_What the exercise asks_
Without the images, write out all of the following entries exactly.

= = =

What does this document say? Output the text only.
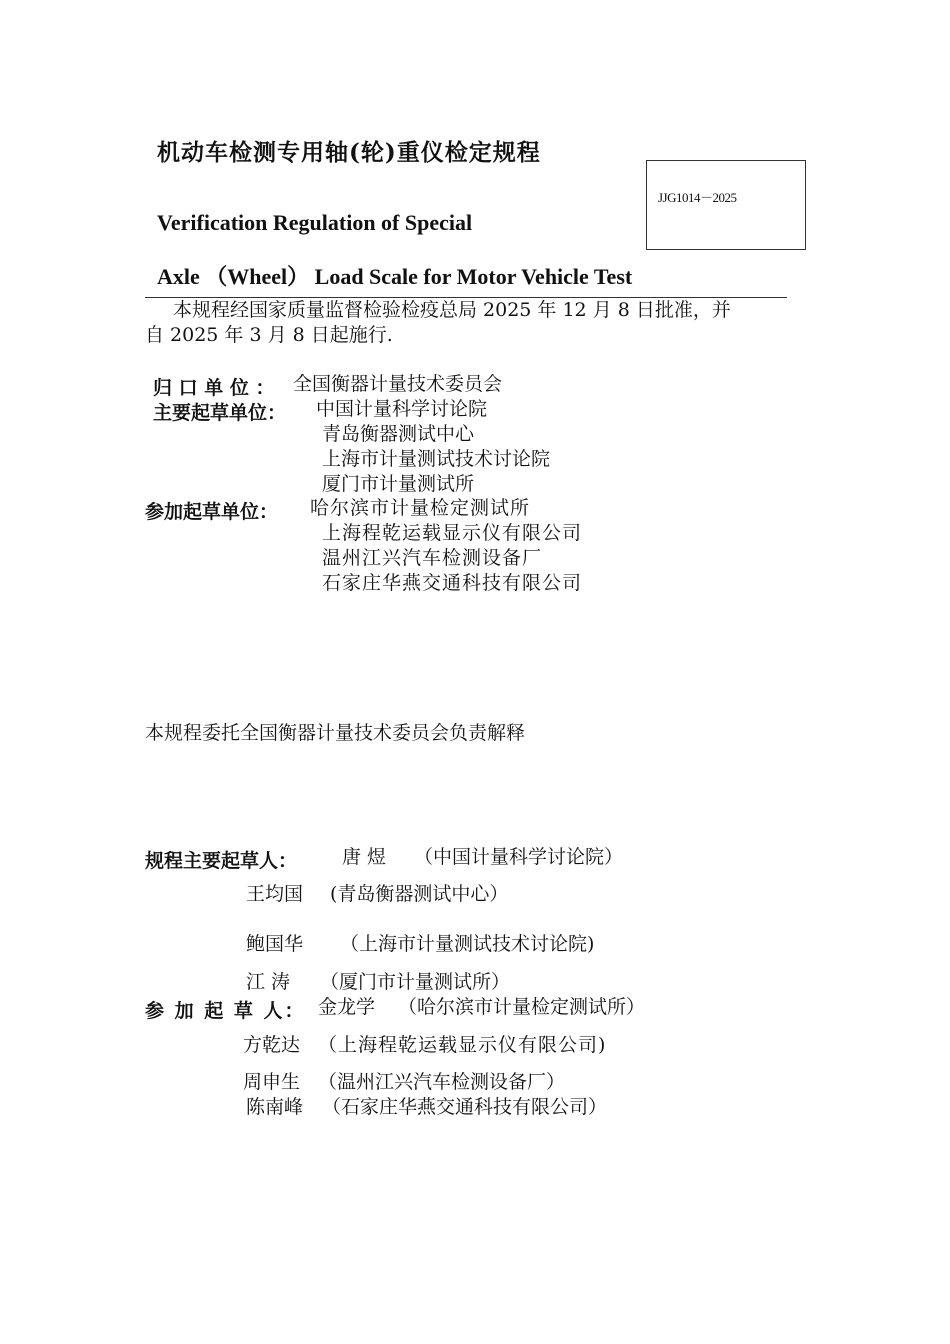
机动车检测专用轴(轮)重仪检定规程
JJG1014－2025
Verification Regulation of Special
Axle （Wheel） Load Scale for Motor Vehicle Test
本规程经国家质量监督检验检疫总局 2025 年 12 月 8 日批准，并
自 2025 年 3 月 8 日起施行.
归 口 单 位 ： 全国衡器计量技术委员会
主要起草单位： 中国计量科学讨论院
青岛衡器测试中心
上海市计量测试技术讨论院
厦门市计量测试所
参加起草单位： 哈尔滨市计量检定测试所
上海程乾运载显示仪有限公司
温州江兴汽车检测设备厂
石家庄华燕交通科技有限公司
本规程委托全国衡器计量技术委员会负责解释
规程主要起草人： 唐 煜 （中国计量科学讨论院）
王均国 (青岛衡器测试中心）
鲍国华 （上海市计量测试技术讨论院)
江 涛 （厦门市计量测试所）
参 加 起 草 人： 金龙学 （哈尔滨市计量检定测试所）
方乾达 （上海程乾运载显示仪有限公司)
周申生 （温州江兴汽车检测设备厂）
陈南峰 （石家庄华燕交通科技有限公司）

= = =

_Response to this exercise_
What does this document say? Output the text only.
机动车检测专用轴(轮)重仪检定规程
JJG1014－2025
Verification Regulation of Special
Axle （Wheel） Load Scale for Motor Vehicle Test
本规程经国家质量监督检验检疫总局 2025 年 12 月 8 日批准，并
自 2025 年 3 月 8 日起施行.
归 口 单 位 ： 全国衡器计量技术委员会
主要起草单位： 中国计量科学讨论院
青岛衡器测试中心
上海市计量测试技术讨论院
厦门市计量测试所
参加起草单位： 哈尔滨市计量检定测试所
上海程乾运载显示仪有限公司
温州江兴汽车检测设备厂
石家庄华燕交通科技有限公司
本规程委托全国衡器计量技术委员会负责解释
规程主要起草人： 唐 煜 （中国计量科学讨论院）
王均国 (青岛衡器测试中心）
鲍国华 （上海市计量测试技术讨论院)
江 涛 （厦门市计量测试所）
参 加 起 草 人： 金龙学 （哈尔滨市计量检定测试所）
方乾达 （上海程乾运载显示仪有限公司)
周申生 （温州江兴汽车检测设备厂）
陈南峰 （石家庄华燕交通科技有限公司）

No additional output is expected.